● **The task**
Each line of the records that holds the word "Ribbon" should be copied out.

===

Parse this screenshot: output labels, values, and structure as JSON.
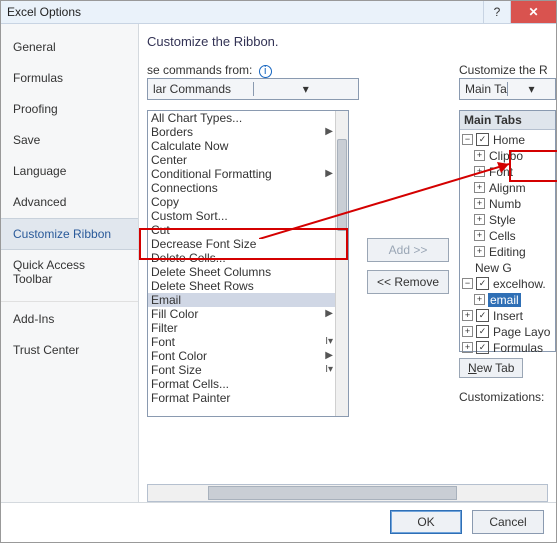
{
  "window": {
    "title": "Excel Options"
  },
  "nav": {
    "items": [
      "General",
      "Formulas",
      "Proofing",
      "Save",
      "Language",
      "Advanced",
      "Customize Ribbon",
      "Quick Access Toolbar",
      "Add-Ins",
      "Trust Center"
    ],
    "selected": "Customize Ribbon"
  },
  "header": "Customize the Ribbon.",
  "left": {
    "label": "se commands from:",
    "combo": "lar Commands",
    "commands": [
      {
        "t": "All Chart Types..."
      },
      {
        "t": "Borders",
        "sub": "▶"
      },
      {
        "t": "Calculate Now"
      },
      {
        "t": "Center"
      },
      {
        "t": "Conditional Formatting",
        "sub": "▶"
      },
      {
        "t": "Connections"
      },
      {
        "t": "Copy"
      },
      {
        "t": "Custom Sort..."
      },
      {
        "t": "Cut"
      },
      {
        "t": "Decrease Font Size"
      },
      {
        "t": "Delete Cells..."
      },
      {
        "t": "Delete Sheet Columns"
      },
      {
        "t": "Delete Sheet Rows"
      },
      {
        "t": "Email",
        "hl": true
      },
      {
        "t": "Fill Color",
        "sub": "▶"
      },
      {
        "t": "Filter"
      },
      {
        "t": "Font",
        "sub": "I▾"
      },
      {
        "t": "Font Color",
        "sub": "▶"
      },
      {
        "t": "Font Size",
        "sub": "I▾"
      },
      {
        "t": "Format Cells..."
      },
      {
        "t": "Format Painter"
      }
    ]
  },
  "mid": {
    "add": "Add >>",
    "remove": "<< Remove"
  },
  "right": {
    "label": "Customize the R",
    "combo": "Main Tabs",
    "treeTitle": "Main Tabs",
    "tree": [
      {
        "exp": "−",
        "chk": "✓",
        "t": "Home",
        "lvl": 0
      },
      {
        "exp": "+",
        "t": "Clipbo",
        "lvl": 1
      },
      {
        "exp": "+",
        "t": "Font",
        "lvl": 1
      },
      {
        "exp": "+",
        "t": "Alignm",
        "lvl": 1
      },
      {
        "exp": "+",
        "t": "Numb",
        "lvl": 1
      },
      {
        "exp": "+",
        "t": "Style",
        "lvl": 1
      },
      {
        "exp": "+",
        "t": "Cells",
        "lvl": 1
      },
      {
        "exp": "+",
        "t": "Editing",
        "lvl": 1
      },
      {
        "t": "New G",
        "lvl": 1
      },
      {
        "exp": "−",
        "chk": "✓",
        "t": "excelhow.",
        "lvl": 0
      },
      {
        "exp": "+",
        "t": "email",
        "lvl": 1,
        "sel": true
      },
      {
        "exp": "+",
        "chk": "✓",
        "t": "Insert",
        "lvl": 0
      },
      {
        "exp": "+",
        "chk": "✓",
        "t": "Page Layo",
        "lvl": 0
      },
      {
        "exp": "+",
        "chk": "✓",
        "t": "Formulas",
        "lvl": 0
      }
    ],
    "newTab": "New Tab",
    "customLabel": "Customizations:"
  },
  "footer": {
    "ok": "OK",
    "cancel": "Cancel"
  }
}
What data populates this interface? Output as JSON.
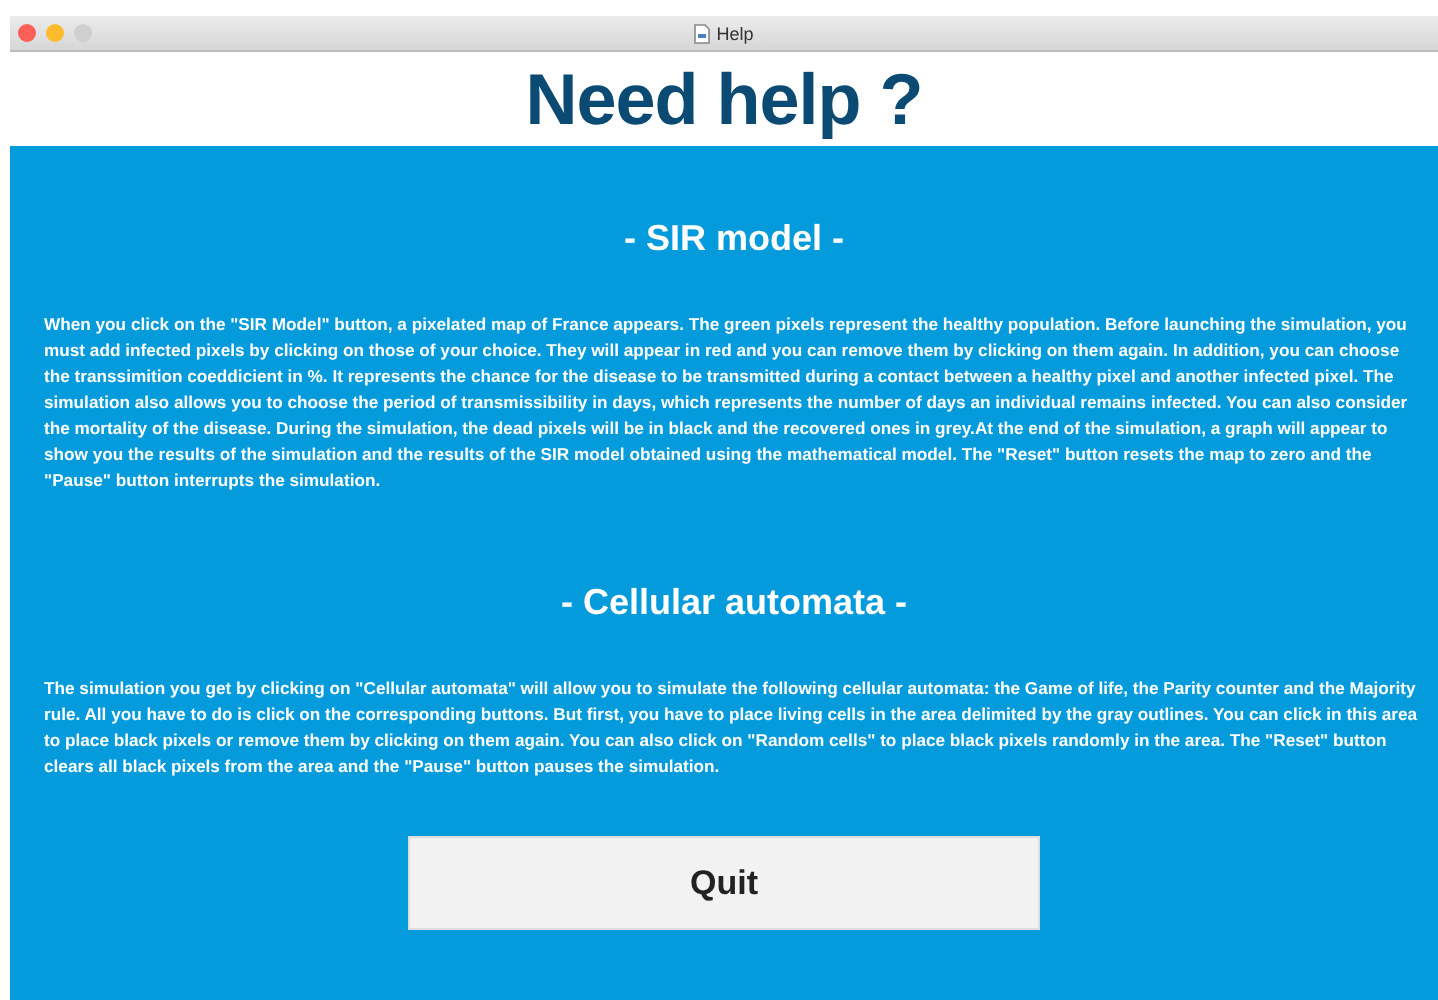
{
  "window": {
    "title": "Help"
  },
  "heading": "Need help ?",
  "sections": [
    {
      "title": "- SIR model -",
      "body": "When you click on the \"SIR Model\" button, a pixelated map of France appears. The green pixels represent the healthy population. Before launching the simulation, you must add infected pixels by clicking on those of your choice. They will appear in red and you can remove them by clicking on them again. In addition, you can choose the transsimition coeddicient in %. It represents the chance for the disease to be transmitted during a contact between a healthy pixel and another infected pixel. The simulation also allows you to choose the period of transmissibility in days, which represents the number of days an individual remains infected. You can also consider the mortality of the disease. During the simulation, the dead pixels will be in black and the recovered ones in grey.At the end of the simulation, a graph will appear to show you the results of the simulation and the results of the SIR model obtained using the mathematical model. The \"Reset\" button resets the map to zero and the \"Pause\" button interrupts the simulation."
    },
    {
      "title": "- Cellular automata -",
      "body": "The simulation you get by clicking on \"Cellular automata\" will allow you to simulate the following cellular automata: the Game of life, the Parity counter and the Majority rule. All you have to do is click on the corresponding buttons. But first, you have to place living cells in the area delimited by the gray outlines. You can click in this area to place black pixels or remove them by clicking on them again. You can also click on \"Random cells\" to place black pixels randomly in the area. The \"Reset\" button clears all black pixels from the area and the \"Pause\" button pauses the simulation."
    }
  ],
  "button": {
    "label": "Quit"
  }
}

===

● **Your solution**
      "Customize Ribbon",
    "selected": "Customize Ribbon"
  "header": "Customize the Ribbon.",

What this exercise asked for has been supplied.